Your objective
Locate the word "ylabel" in the material, then show every line that holds it.

Entries supplied
----------------
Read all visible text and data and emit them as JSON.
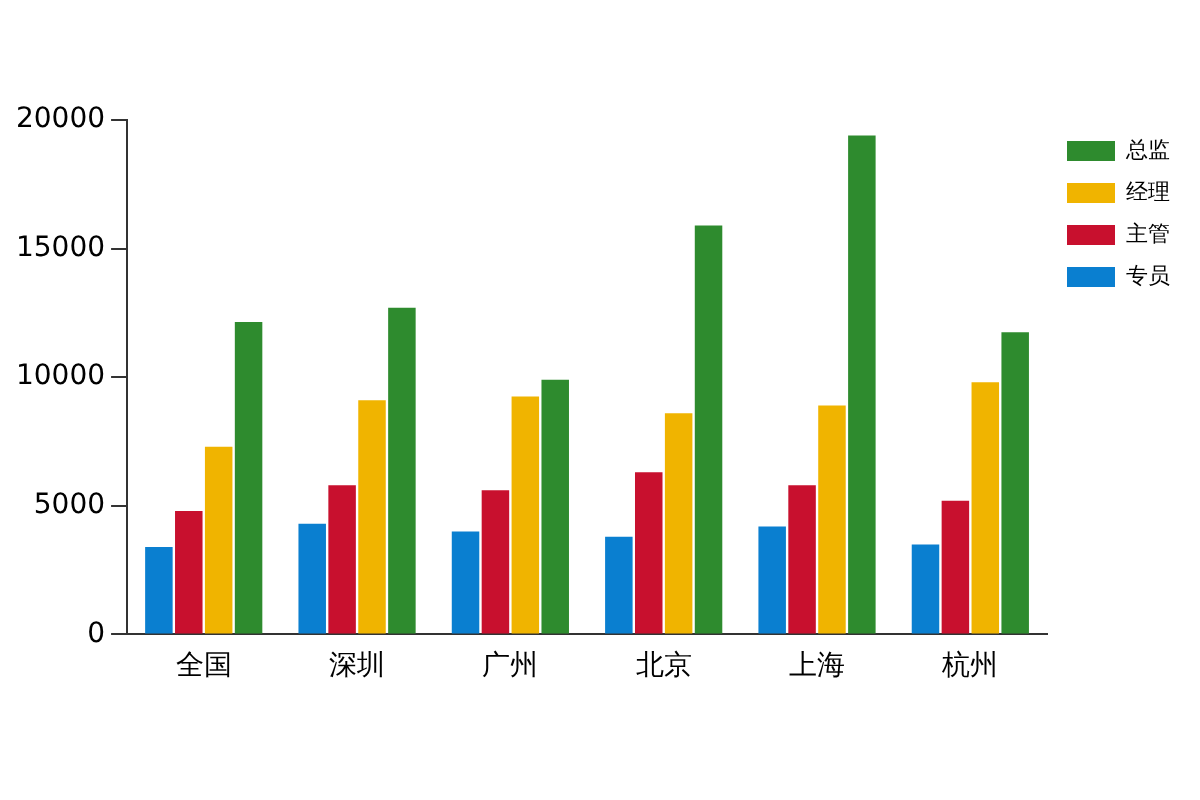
{
  "chart_data": {
    "type": "bar",
    "categories": [
      "全国",
      "深圳",
      "广州",
      "北京",
      "上海",
      "杭州"
    ],
    "series": [
      {
        "name": "专员",
        "color": "#0a7fd0",
        "values": [
          3400,
          4300,
          4000,
          3800,
          4200,
          3500
        ]
      },
      {
        "name": "主管",
        "color": "#c8102e",
        "values": [
          4800,
          5800,
          5600,
          6300,
          5800,
          5200
        ]
      },
      {
        "name": "经理",
        "color": "#f0b400",
        "values": [
          7300,
          9100,
          9250,
          8600,
          8900,
          9800
        ]
      },
      {
        "name": "总监",
        "color": "#2e8b2e",
        "values": [
          12150,
          12700,
          9900,
          15900,
          19400,
          11750
        ]
      }
    ],
    "ylim": [
      0,
      20000
    ],
    "yticks": [
      0,
      5000,
      10000,
      15000,
      20000
    ],
    "grid": false,
    "legend": "top right"
  }
}
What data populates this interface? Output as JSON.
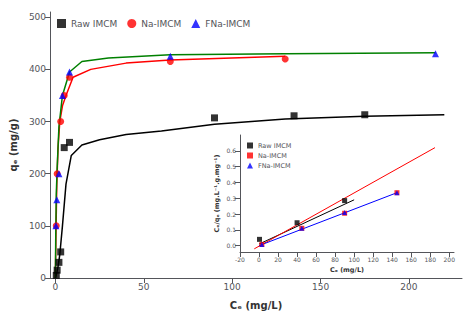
{
  "chart_data": [
    {
      "type": "scatter",
      "xlabel": "Cₑ (mg/L)",
      "ylabel": "qₑ (mg/g)",
      "xlim": [
        -3,
        230
      ],
      "ylim": [
        0,
        510
      ],
      "xticks": [
        0,
        50,
        100,
        150,
        200
      ],
      "yticks": [
        0,
        100,
        200,
        300,
        400,
        500
      ],
      "grid": false,
      "legend": "upper left",
      "series": [
        {
          "type": "line",
          "color": "black",
          "x": [
            0,
            0.3,
            0.8,
            1.5,
            2.5,
            4,
            6,
            9,
            15,
            25,
            40,
            60,
            90,
            130,
            175,
            220
          ],
          "values": [
            0,
            3,
            10,
            22,
            45,
            100,
            180,
            235,
            255,
            265,
            275,
            282,
            295,
            305,
            310,
            313
          ]
        },
        {
          "type": "line",
          "color": "red",
          "x": [
            0,
            0.3,
            0.8,
            1.5,
            2.5,
            4,
            6,
            10,
            20,
            40,
            65,
            130
          ],
          "values": [
            0,
            80,
            180,
            250,
            300,
            330,
            350,
            385,
            400,
            412,
            418,
            425
          ]
        },
        {
          "type": "line",
          "color": "green",
          "x": [
            0,
            0.2,
            0.5,
            1,
            2,
            4,
            8,
            15,
            30,
            65,
            130,
            215
          ],
          "values": [
            0,
            80,
            160,
            210,
            290,
            350,
            395,
            415,
            422,
            428,
            430,
            432
          ]
        },
        {
          "type": "scatter",
          "name": "Raw IMCM",
          "color": "black",
          "marker": "square",
          "x": [
            0.5,
            1,
            2,
            3,
            5,
            8,
            90,
            135,
            175
          ],
          "values": [
            5,
            15,
            30,
            50,
            250,
            260,
            307,
            311,
            313
          ]
        },
        {
          "type": "scatter",
          "name": "Na-IMCM",
          "color": "red",
          "marker": "circle",
          "x": [
            0.5,
            1,
            3,
            5,
            8,
            65,
            130
          ],
          "values": [
            100,
            200,
            300,
            350,
            385,
            415,
            420
          ]
        },
        {
          "type": "scatter",
          "name": "FNa-IMCM",
          "color": "blue",
          "marker": "triangle",
          "x": [
            0.3,
            0.8,
            2,
            4,
            8,
            65,
            215
          ],
          "values": [
            100,
            150,
            200,
            350,
            395,
            425,
            430
          ]
        }
      ]
    },
    {
      "type": "scatter",
      "xlabel": "Cₑ (mg/L)",
      "ylabel": "Cₑ/qₑ (mg.L⁻¹.g.mg⁻¹)",
      "xlim": [
        -20,
        205
      ],
      "ylim": [
        -0.04,
        0.7
      ],
      "xticks": [
        -20,
        0,
        20,
        40,
        60,
        80,
        100,
        120,
        140,
        160,
        180,
        200
      ],
      "yticks": [
        {
          "value": 0.0,
          "label": "0.0"
        },
        0.1,
        0.2,
        0.3,
        0.4,
        0.5,
        0.6
      ],
      "grid": false,
      "legend": "upper left",
      "series": [
        {
          "type": "line",
          "color": "black",
          "x": [
            0,
            100
          ],
          "values": [
            0.01,
            0.29
          ]
        },
        {
          "type": "line",
          "color": "red",
          "x": [
            -5,
            185
          ],
          "values": [
            -0.02,
            0.62
          ]
        },
        {
          "type": "line",
          "color": "blue",
          "x": [
            0,
            145
          ],
          "values": [
            0.0,
            0.335
          ]
        },
        {
          "type": "scatter",
          "name": "Raw IMCM",
          "color": "black",
          "marker": "square",
          "x": [
            0.5,
            40,
            90
          ],
          "values": [
            0.04,
            0.145,
            0.285
          ]
        },
        {
          "type": "scatter",
          "name": "Na-IMCM",
          "color": "red",
          "marker": "square",
          "x": [
            3,
            45,
            90,
            145
          ],
          "values": [
            0.008,
            0.11,
            0.205,
            0.335
          ]
        },
        {
          "type": "scatter",
          "name": "FNa-IMCM",
          "color": "blue",
          "marker": "triangle",
          "x": [
            3,
            45,
            90,
            145
          ],
          "values": [
            0.008,
            0.11,
            0.21,
            0.335
          ]
        }
      ]
    }
  ]
}
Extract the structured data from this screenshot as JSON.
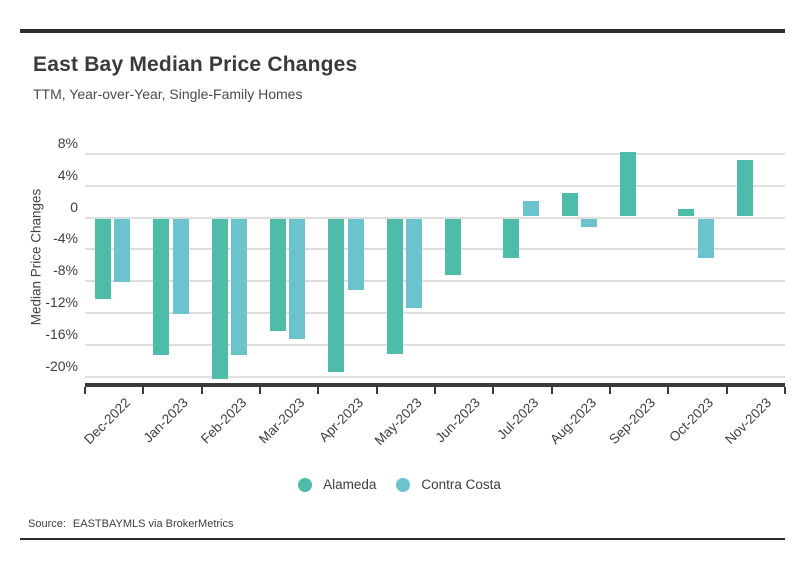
{
  "header": {
    "title": "East Bay Median Price Changes",
    "subtitle": "TTM, Year-over-Year, Single-Family Homes"
  },
  "source": {
    "label": "Source:",
    "value": "EASTBAYMLS via BrokerMetrics"
  },
  "chart_data": {
    "type": "bar",
    "title": "East Bay Median Price Changes",
    "subtitle": "TTM, Year-over-Year, Single-Family Homes",
    "categories": [
      "Dec-2022",
      "Jan-2023",
      "Feb-2023",
      "Mar-2023",
      "Apr-2023",
      "May-2023",
      "Jun-2023",
      "Jul-2023",
      "Aug-2023",
      "Sep-2023",
      "Oct-2023",
      "Nov-2023"
    ],
    "series": [
      {
        "name": "Alameda",
        "color": "#4dbca8",
        "values": [
          -10.1,
          -17.2,
          -20.2,
          -14.1,
          -19.3,
          -17.1,
          -7.1,
          -5.0,
          3.0,
          8.1,
          1.0,
          7.1
        ]
      },
      {
        "name": "Contra Costa",
        "color": "#6bc3ce",
        "values": [
          -8.0,
          -12.0,
          -17.2,
          -15.1,
          -9.0,
          -11.2,
          null,
          2.0,
          -1.1,
          null,
          -5.0,
          null
        ]
      }
    ],
    "xlabel": "",
    "ylabel": "Median Price Changes",
    "unit": "%",
    "yticks": [
      8,
      4,
      0,
      -4,
      -8,
      -12,
      -16,
      -20
    ],
    "ytick_labels": [
      "8%",
      "4%",
      "0",
      "-4%",
      "-8%",
      "-12%",
      "-16%",
      "-20%"
    ],
    "ylim": [
      -21.1,
      10.4
    ],
    "grid": true,
    "legend_position": "bottom"
  }
}
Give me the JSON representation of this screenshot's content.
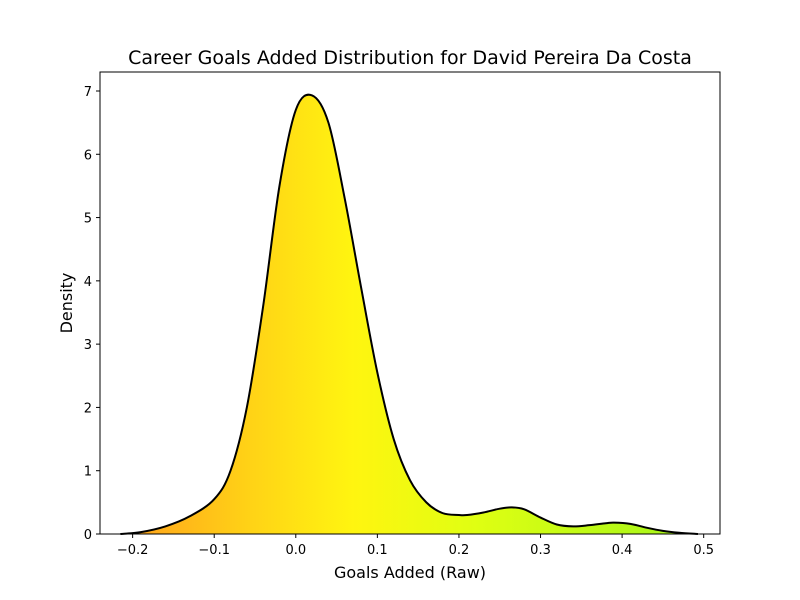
{
  "chart_data": {
    "type": "area",
    "title": "Career Goals Added Distribution for David Pereira Da Costa",
    "xlabel": "Goals Added (Raw)",
    "ylabel": "Density",
    "xlim": [
      -0.24,
      0.52
    ],
    "ylim": [
      0,
      7.3
    ],
    "x_ticks": [
      -0.2,
      -0.1,
      0.0,
      0.1,
      0.2,
      0.3,
      0.4,
      0.5
    ],
    "x_tick_labels": [
      "−0.2",
      "−0.1",
      "0.0",
      "0.1",
      "0.2",
      "0.3",
      "0.4",
      "0.5"
    ],
    "y_ticks": [
      0,
      1,
      2,
      3,
      4,
      5,
      6,
      7
    ],
    "y_tick_labels": [
      "0",
      "1",
      "2",
      "3",
      "4",
      "5",
      "6",
      "7"
    ],
    "grid": false,
    "legend": "none",
    "line_color": "#000000",
    "fill_gradient": "orange-yellow-green by x",
    "series": [
      {
        "x": [
          -0.215,
          -0.19,
          -0.16,
          -0.13,
          -0.1,
          -0.08,
          -0.06,
          -0.04,
          -0.02,
          0.0,
          0.02,
          0.04,
          0.06,
          0.08,
          0.1,
          0.12,
          0.14,
          0.16,
          0.18,
          0.2,
          0.21,
          0.23,
          0.25,
          0.265,
          0.28,
          0.3,
          0.32,
          0.34,
          0.36,
          0.38,
          0.39,
          0.41,
          0.43,
          0.45,
          0.47,
          0.493
        ],
        "values": [
          0.0,
          0.03,
          0.12,
          0.28,
          0.55,
          1.0,
          2.0,
          3.6,
          5.5,
          6.7,
          6.93,
          6.5,
          5.3,
          3.9,
          2.55,
          1.5,
          0.85,
          0.5,
          0.33,
          0.3,
          0.3,
          0.34,
          0.4,
          0.42,
          0.39,
          0.26,
          0.15,
          0.12,
          0.14,
          0.17,
          0.18,
          0.16,
          0.1,
          0.05,
          0.02,
          0.0
        ]
      }
    ]
  }
}
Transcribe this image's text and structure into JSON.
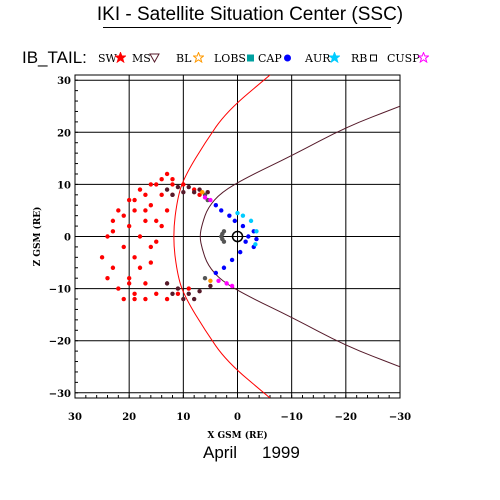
{
  "header": {
    "title": "IKI - Satellite Situation Center (SSC)",
    "mission": "IB_TAIL:"
  },
  "footer": {
    "month": "April",
    "year": "1999"
  },
  "colors": {
    "SW": "#ff0000",
    "MS": "#551a2a",
    "BL": "#555555",
    "LOBS": "#ff9900",
    "CAP": "#00e5ff",
    "AUR": "#0000ff",
    "RB": "#00e5ff",
    "CUSP": "#ff00ff",
    "boundary_bow_shock": "#ff0000",
    "boundary_magnetopause": "#551a2a"
  },
  "legend": [
    {
      "label": "SW",
      "marker": "star",
      "color": "#ff0000"
    },
    {
      "label": "MS",
      "marker": "triangle-down",
      "color": "#551a2a"
    },
    {
      "label": "BL",
      "marker": "star-outline",
      "color": "#ff9900"
    },
    {
      "label": "LOBS",
      "marker": "square",
      "color": "#00a0a0"
    },
    {
      "label": "CAP",
      "marker": "circle",
      "color": "#0000ff"
    },
    {
      "label": "AUR",
      "marker": "star",
      "color": "#00ccff"
    },
    {
      "label": "RB",
      "marker": "square-outline",
      "color": "#000000"
    },
    {
      "label": "CUSP",
      "marker": "star-outline",
      "color": "#ff00ff"
    }
  ],
  "chart_data": {
    "type": "scatter",
    "xlabel": "X GSM (RE)",
    "ylabel": "Z GSM (RE)",
    "xlim": [
      30,
      -30
    ],
    "ylim": [
      -31,
      31
    ],
    "xticks": [
      30,
      20,
      10,
      0,
      -10,
      -20,
      -30
    ],
    "yticks": [
      30,
      20,
      10,
      0,
      -10,
      -20,
      -30
    ],
    "xtick_labels": [
      "30",
      "20",
      "10",
      "0",
      "−10",
      "−20",
      "−30"
    ],
    "ytick_labels": [
      "30",
      "20",
      "10",
      "0",
      "−10",
      "−20",
      "−30"
    ],
    "grid": true,
    "earth": {
      "x": 0,
      "z": 0,
      "radius": 1
    },
    "boundaries": [
      {
        "name": "bow shock",
        "color": "#ff0000",
        "points": [
          [
            -6,
            31
          ],
          [
            2,
            24
          ],
          [
            6,
            18
          ],
          [
            9.5,
            12
          ],
          [
            11,
            8
          ],
          [
            12,
            0
          ],
          [
            11,
            -8
          ],
          [
            9.5,
            -12
          ],
          [
            6,
            -18
          ],
          [
            2,
            -24
          ],
          [
            -6,
            -31
          ]
        ]
      },
      {
        "name": "magnetopause",
        "color": "#551a2a",
        "points": [
          [
            -30,
            25
          ],
          [
            -20,
            21
          ],
          [
            -10,
            15.5
          ],
          [
            -2,
            11.5
          ],
          [
            3,
            8.5
          ],
          [
            5.5,
            5.5
          ],
          [
            6.5,
            2.5
          ],
          [
            7,
            0
          ],
          [
            6.5,
            -2.5
          ],
          [
            5.5,
            -5.5
          ],
          [
            3,
            -8.5
          ],
          [
            -2,
            -11.5
          ],
          [
            -10,
            -15.5
          ],
          [
            -20,
            -21
          ],
          [
            -30,
            -25
          ]
        ]
      }
    ],
    "series": [
      {
        "name": "SW",
        "color": "#ff0000",
        "points": [
          [
            25,
            -4
          ],
          [
            24,
            0
          ],
          [
            23,
            3
          ],
          [
            22,
            5
          ],
          [
            20,
            7
          ],
          [
            18,
            9
          ],
          [
            16,
            10
          ],
          [
            14,
            11
          ],
          [
            12,
            11
          ],
          [
            10,
            10
          ],
          [
            8,
            9
          ],
          [
            7,
            8
          ],
          [
            24,
            -8
          ],
          [
            23,
            -6
          ],
          [
            21,
            -2
          ],
          [
            20,
            2
          ],
          [
            19,
            5
          ],
          [
            17,
            8
          ],
          [
            15,
            10
          ],
          [
            13,
            12
          ],
          [
            22,
            -10
          ],
          [
            20,
            -8
          ],
          [
            19,
            -4
          ],
          [
            18,
            0
          ],
          [
            17,
            3
          ],
          [
            16,
            6
          ],
          [
            14,
            8
          ],
          [
            12,
            10
          ],
          [
            19,
            -12
          ],
          [
            17,
            -9
          ],
          [
            16,
            -5
          ],
          [
            15,
            -1
          ],
          [
            14,
            2
          ],
          [
            13,
            5
          ],
          [
            12,
            8
          ],
          [
            21,
            -12
          ],
          [
            19,
            -11
          ],
          [
            17,
            -12
          ],
          [
            15,
            -11
          ],
          [
            13,
            -12
          ],
          [
            11,
            -11
          ],
          [
            9,
            -10
          ],
          [
            23,
            1
          ],
          [
            21,
            4
          ],
          [
            19,
            7
          ],
          [
            17,
            5
          ],
          [
            15,
            3
          ],
          [
            16,
            -2
          ],
          [
            18,
            -6
          ],
          [
            20,
            -9
          ]
        ]
      },
      {
        "name": "MS",
        "color": "#551a2a",
        "points": [
          [
            13,
            9
          ],
          [
            11,
            9.5
          ],
          [
            9,
            9.5
          ],
          [
            7,
            9
          ],
          [
            5.5,
            8.5
          ],
          [
            12,
            8
          ],
          [
            10,
            8.5
          ],
          [
            8,
            8.5
          ],
          [
            13,
            -9
          ],
          [
            11,
            -10
          ],
          [
            9,
            -11
          ],
          [
            7,
            -10.5
          ],
          [
            5,
            -9.5
          ],
          [
            12,
            -11
          ],
          [
            10,
            -12
          ],
          [
            8,
            -12
          ]
        ]
      },
      {
        "name": "BL",
        "color": "#555555",
        "points": [
          [
            6,
            8
          ],
          [
            5.5,
            7
          ],
          [
            2.5,
            1
          ],
          [
            2.8,
            0.5
          ],
          [
            3,
            0
          ],
          [
            2.8,
            -0.5
          ],
          [
            2.5,
            -1
          ],
          [
            6,
            -8
          ]
        ]
      },
      {
        "name": "LOBS",
        "color": "#ff9900",
        "points": [
          [
            6.5,
            8.5
          ],
          [
            5,
            -8.5
          ]
        ]
      },
      {
        "name": "CAP",
        "color": "#0000ff",
        "points": [
          [
            4,
            6
          ],
          [
            3,
            5
          ],
          [
            1.5,
            4
          ],
          [
            0.5,
            3
          ],
          [
            -1,
            2
          ],
          [
            -2,
            0
          ],
          [
            -1.5,
            -1
          ],
          [
            -0.5,
            -3
          ],
          [
            1,
            -4.5
          ],
          [
            2.5,
            -6
          ],
          [
            4,
            -7
          ],
          [
            -3,
            -2
          ],
          [
            -3.5,
            -0.5
          ],
          [
            -3,
            1
          ]
        ]
      },
      {
        "name": "AUR",
        "color": "#00ccff",
        "points": [
          [
            0,
            4.5
          ],
          [
            -1,
            4
          ],
          [
            -2.5,
            3
          ],
          [
            -3.5,
            1
          ],
          [
            -3.3,
            -1.5
          ]
        ]
      },
      {
        "name": "CUSP",
        "color": "#ff00ff",
        "points": [
          [
            6,
            7.5
          ],
          [
            5,
            7
          ],
          [
            2,
            -9
          ],
          [
            1,
            -9.5
          ],
          [
            3.5,
            -8.5
          ]
        ]
      }
    ]
  }
}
----------------
Output for this task
      "ylabel": "qₑ (mg/g)",
      "ylabel": "Cₑ/qₑ (mg.L⁻¹.g.mg⁻¹)",
    "ylabel": "Median Price Changes",
    "ylabel": "Density",
    "ylabel": "Z GSM (RE)",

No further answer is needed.